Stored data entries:
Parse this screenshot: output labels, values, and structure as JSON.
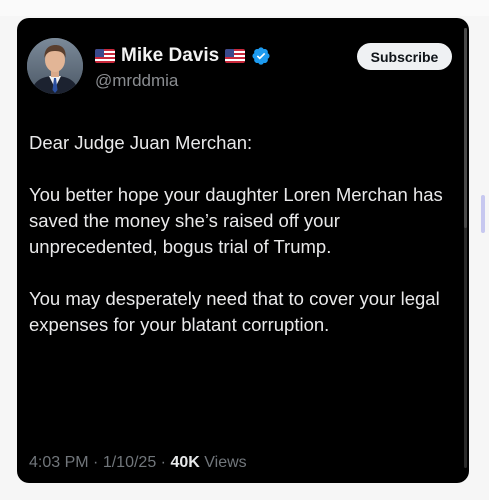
{
  "author": {
    "display_name": "Mike Davis",
    "handle": "@mrddmia",
    "flag_icon_left": "us-flag-icon",
    "flag_icon_right": "us-flag-icon",
    "verified_icon": "verified-badge-icon",
    "verified_color": "#1d9bf0"
  },
  "actions": {
    "subscribe_label": "Subscribe"
  },
  "tweet": {
    "paragraphs": [
      "Dear Judge Juan Merchan:",
      "You better hope your daughter Loren Merchan has saved the money she’s raised off your unprecedented, bogus trial of Trump.",
      "You may desperately need that to cover your legal expenses for your blatant corruption."
    ]
  },
  "meta": {
    "time": "4:03 PM",
    "separator": "·",
    "date": "1/10/25",
    "views_count": "40K",
    "views_label": "Views"
  },
  "colors": {
    "card_background": "#000000",
    "text_primary": "#e7e9ea",
    "text_secondary": "#71767b",
    "subscribe_bg": "#eff1f3"
  }
}
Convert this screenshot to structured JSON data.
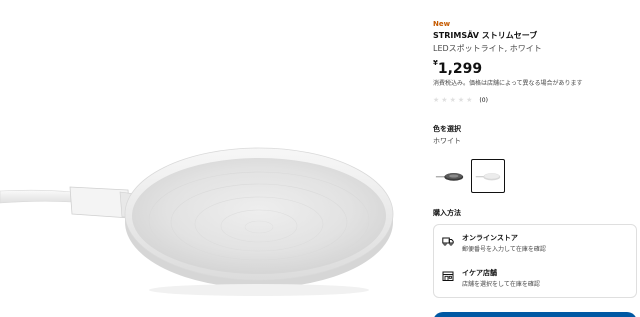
{
  "product": {
    "badge": "New",
    "name": "STRIMSÄV ストリムセーブ",
    "description": "LEDスポットライト, ホワイト",
    "price_currency": "¥",
    "price_amount": "1,299",
    "price_note": "消費税込み。価格は店舗によって異なる場合があります",
    "rating_stars": 0,
    "rating_max": 5,
    "review_count": "(0)"
  },
  "color": {
    "label": "色を選択",
    "selected_value": "ホワイト",
    "swatches": [
      {
        "name": "black",
        "selected": false
      },
      {
        "name": "white",
        "selected": true
      }
    ]
  },
  "purchase": {
    "label": "購入方法",
    "options": [
      {
        "icon": "delivery-truck-icon",
        "title": "オンラインストア",
        "subtitle": "郵便番号を入力して在庫を確認"
      },
      {
        "icon": "store-icon",
        "title": "イケア店舗",
        "subtitle": "店舗を選択をして在庫を確認"
      }
    ]
  },
  "colors": {
    "badge_new": "#c55a00",
    "text_primary": "#111111",
    "text_secondary": "#484848",
    "border": "#dfdfdf",
    "primary_button": "#0058a3"
  }
}
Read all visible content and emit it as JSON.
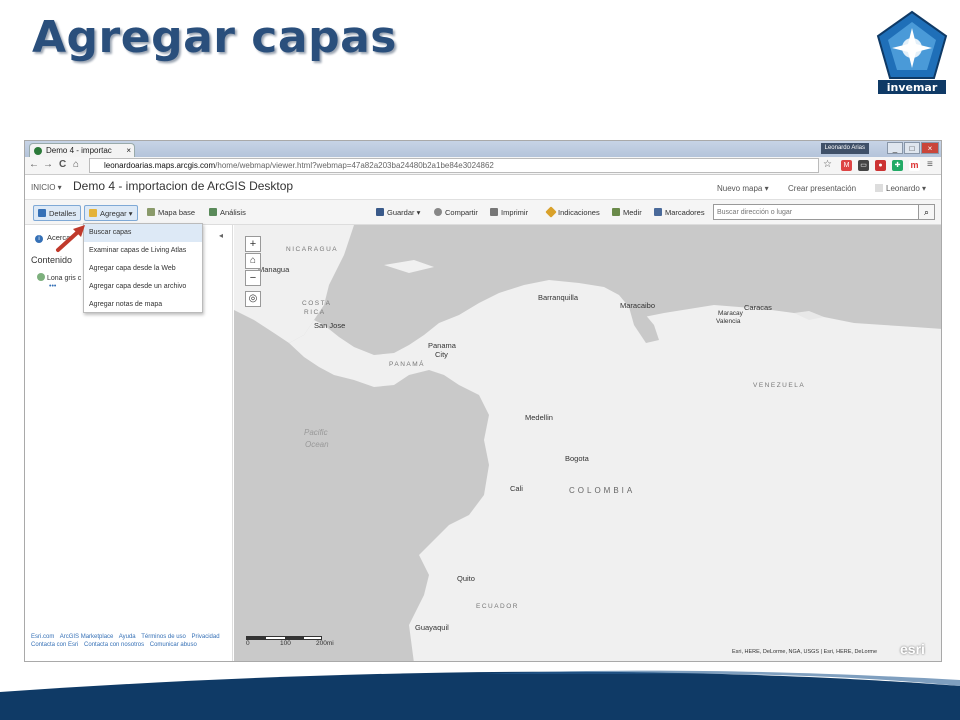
{
  "slide": {
    "title": "Agregar capas",
    "logo_text": "invemar"
  },
  "browser": {
    "tab_title": "Demo 4 - importac",
    "tab_close": "×",
    "user_badge": "Leonardo Arias",
    "window_buttons": [
      "_",
      "□",
      "×"
    ],
    "nav": {
      "back": "←",
      "forward": "→",
      "reload": "C",
      "home": "⌂"
    },
    "url_host": "leonardoarias.maps.arcgis.com",
    "url_path": "/home/webmap/viewer.html?webmap=47a82a203ba24480b2a1be84e3024862",
    "star": "☆",
    "menu": "≡"
  },
  "app": {
    "inicio": "INICIO ▾",
    "map_title": "Demo 4 - importacion de ArcGIS Desktop",
    "nuevo_mapa": "Nuevo mapa ▾",
    "crear_presentacion": "Crear presentación",
    "user": "Leonardo ▾"
  },
  "toolbar": {
    "detalles": "Detalles",
    "agregar": "Agregar ▾",
    "mapa_base": "Mapa base",
    "analisis": "Análisis",
    "guardar": "Guardar ▾",
    "compartir": "Compartir",
    "imprimir": "Imprimir",
    "indicaciones": "Indicaciones",
    "medir": "Medir",
    "marcadores": "Marcadores",
    "search_placeholder": "Buscar dirección o lugar",
    "search_icon": "⌕"
  },
  "left_panel": {
    "acerca": "Acerca",
    "collapse": "◂",
    "contenido": "Contenido",
    "layer": "Lona gris c",
    "dots": "•••",
    "footer": [
      "Esri.com",
      "ArcGIS Marketplace",
      "Ayuda",
      "Términos de uso",
      "Privacidad",
      "Contacta con Esri",
      "Contacta con nosotros",
      "Comunicar abuso"
    ]
  },
  "dropdown": {
    "items": [
      "Buscar capas",
      "Examinar capas de Living Atlas",
      "Agregar capa desde la Web",
      "Agregar capa desde un archivo",
      "Agregar notas de mapa"
    ]
  },
  "map": {
    "controls": {
      "zoom_in": "+",
      "home": "⌂",
      "zoom_out": "−",
      "locate": "◎"
    },
    "labels": {
      "nicaragua": "NICARAGUA",
      "managua": "Managua",
      "costa_rica_1": "COSTA",
      "costa_rica_2": "RICA",
      "san_jose": "San Jose",
      "panama": "PANAMÁ",
      "panama_city_1": "Panama",
      "panama_city_2": "City",
      "barranquilla": "Barranquilla",
      "maracaibo": "Maracaibo",
      "caracas": "Caracas",
      "maracay": "Maracay",
      "valencia": "Valencia",
      "venezuela": "VENEZUELA",
      "pacific_1": "Pacific",
      "pacific_2": "Ocean",
      "medellin": "Medellin",
      "bogota": "Bogota",
      "cali": "Cali",
      "colombia": "COLOMBIA",
      "quito": "Quito",
      "ecuador": "ECUADOR",
      "guayaquil": "Guayaquil"
    },
    "scale": [
      "0",
      "100",
      "200mi"
    ],
    "attribution": "Esri, HERE, DeLorme, NGA, USGS | Esri, HERE, DeLorme",
    "esri_logo": "esri"
  },
  "colors": {
    "title": "#2a4f7c",
    "wave_dark": "#0f3a66",
    "land": "#f0f0f0",
    "water": "#c9c9c9",
    "accent": "#3570b6"
  }
}
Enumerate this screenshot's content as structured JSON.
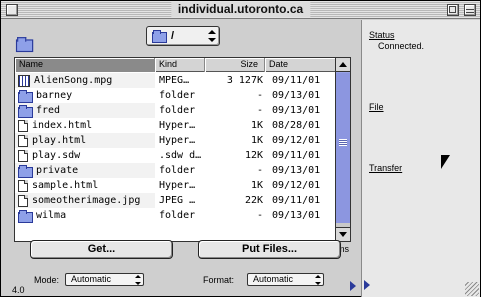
{
  "window": {
    "title": "individual.utoronto.ca"
  },
  "path": {
    "current": "/"
  },
  "columns": {
    "name": "Name",
    "kind": "Kind",
    "size": "Size",
    "date": "Date"
  },
  "files": [
    {
      "icon": "movie-icon",
      "name": "AlienSong.mpg",
      "kind": "MPEG…",
      "size": "3 127K",
      "date": "09/11/01"
    },
    {
      "icon": "folder-icon",
      "name": "barney",
      "kind": "folder",
      "size": "-",
      "date": "09/13/01"
    },
    {
      "icon": "folder-icon",
      "name": "fred",
      "kind": "folder",
      "size": "-",
      "date": "09/13/01"
    },
    {
      "icon": "doc-icon",
      "name": "index.html",
      "kind": "Hyper…",
      "size": "1K",
      "date": "08/28/01"
    },
    {
      "icon": "doc-icon",
      "name": "play.html",
      "kind": "Hyper…",
      "size": "1K",
      "date": "09/12/01"
    },
    {
      "icon": "doc-icon",
      "name": "play.sdw",
      "kind": ".sdw d…",
      "size": "12K",
      "date": "09/11/01"
    },
    {
      "icon": "folder-icon",
      "name": "private",
      "kind": "folder",
      "size": "-",
      "date": "09/13/01"
    },
    {
      "icon": "doc-icon",
      "name": "sample.html",
      "kind": "Hyper…",
      "size": "1K",
      "date": "09/12/01"
    },
    {
      "icon": "doc-icon",
      "name": "someotherimage.jpg",
      "kind": "JPEG …",
      "size": "22K",
      "date": "09/11/01"
    },
    {
      "icon": "folder-icon",
      "name": "wilma",
      "kind": "folder",
      "size": "-",
      "date": "09/13/01"
    }
  ],
  "item_count": "11 items",
  "buttons": {
    "get": "Get...",
    "put": "Put Files..."
  },
  "version": "4.0",
  "mode": {
    "label": "Mode:",
    "value": "Automatic"
  },
  "format": {
    "label": "Format:",
    "value": "Automatic"
  },
  "side": {
    "status_head": "Status",
    "status_text": "Connected.",
    "file_head": "File",
    "transfer_head": "Transfer"
  },
  "colors": {
    "accent": "#8ea0e8",
    "scroll": "#9aa4e8"
  }
}
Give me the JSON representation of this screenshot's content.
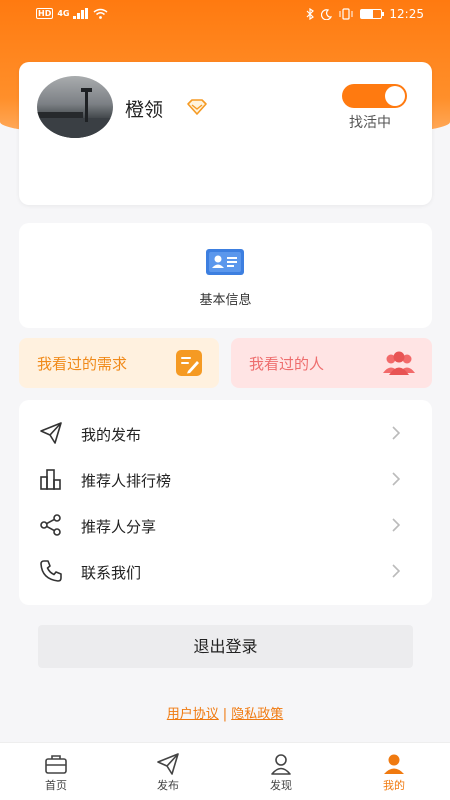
{
  "status_bar": {
    "network_badge": "HD",
    "signal_badge": "4G",
    "time": "12:25",
    "battery_level": 0.6
  },
  "profile": {
    "name": "橙领",
    "status_label": "找活中",
    "status_on": true,
    "accent_color": "#ff7a10"
  },
  "basic_info": {
    "label": "基本信息",
    "icon": "id-card-icon"
  },
  "history": {
    "demands_label": "我看过的需求",
    "people_label": "我看过的人"
  },
  "menu": {
    "items": [
      {
        "label": "我的发布",
        "icon": "paper-plane-icon"
      },
      {
        "label": "推荐人排行榜",
        "icon": "bar-chart-icon"
      },
      {
        "label": "推荐人分享",
        "icon": "share-icon"
      },
      {
        "label": "联系我们",
        "icon": "phone-icon"
      }
    ]
  },
  "logout_label": "退出登录",
  "legal": {
    "user_agreement": "用户协议",
    "separator": "|",
    "privacy_policy": "隐私政策"
  },
  "tabs": [
    {
      "label": "首页",
      "icon": "briefcase-icon",
      "active": false
    },
    {
      "label": "发布",
      "icon": "paper-plane-icon",
      "active": false
    },
    {
      "label": "发现",
      "icon": "person-search-icon",
      "active": false
    },
    {
      "label": "我的",
      "icon": "person-icon",
      "active": true
    }
  ]
}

**WHAT IS ASKED**:
Search the listing for the word "Contacta". Copy every line in which it occurs.

**THE ANSWER**:
      "Contacta con Esri",
      "Contacta con nosotros",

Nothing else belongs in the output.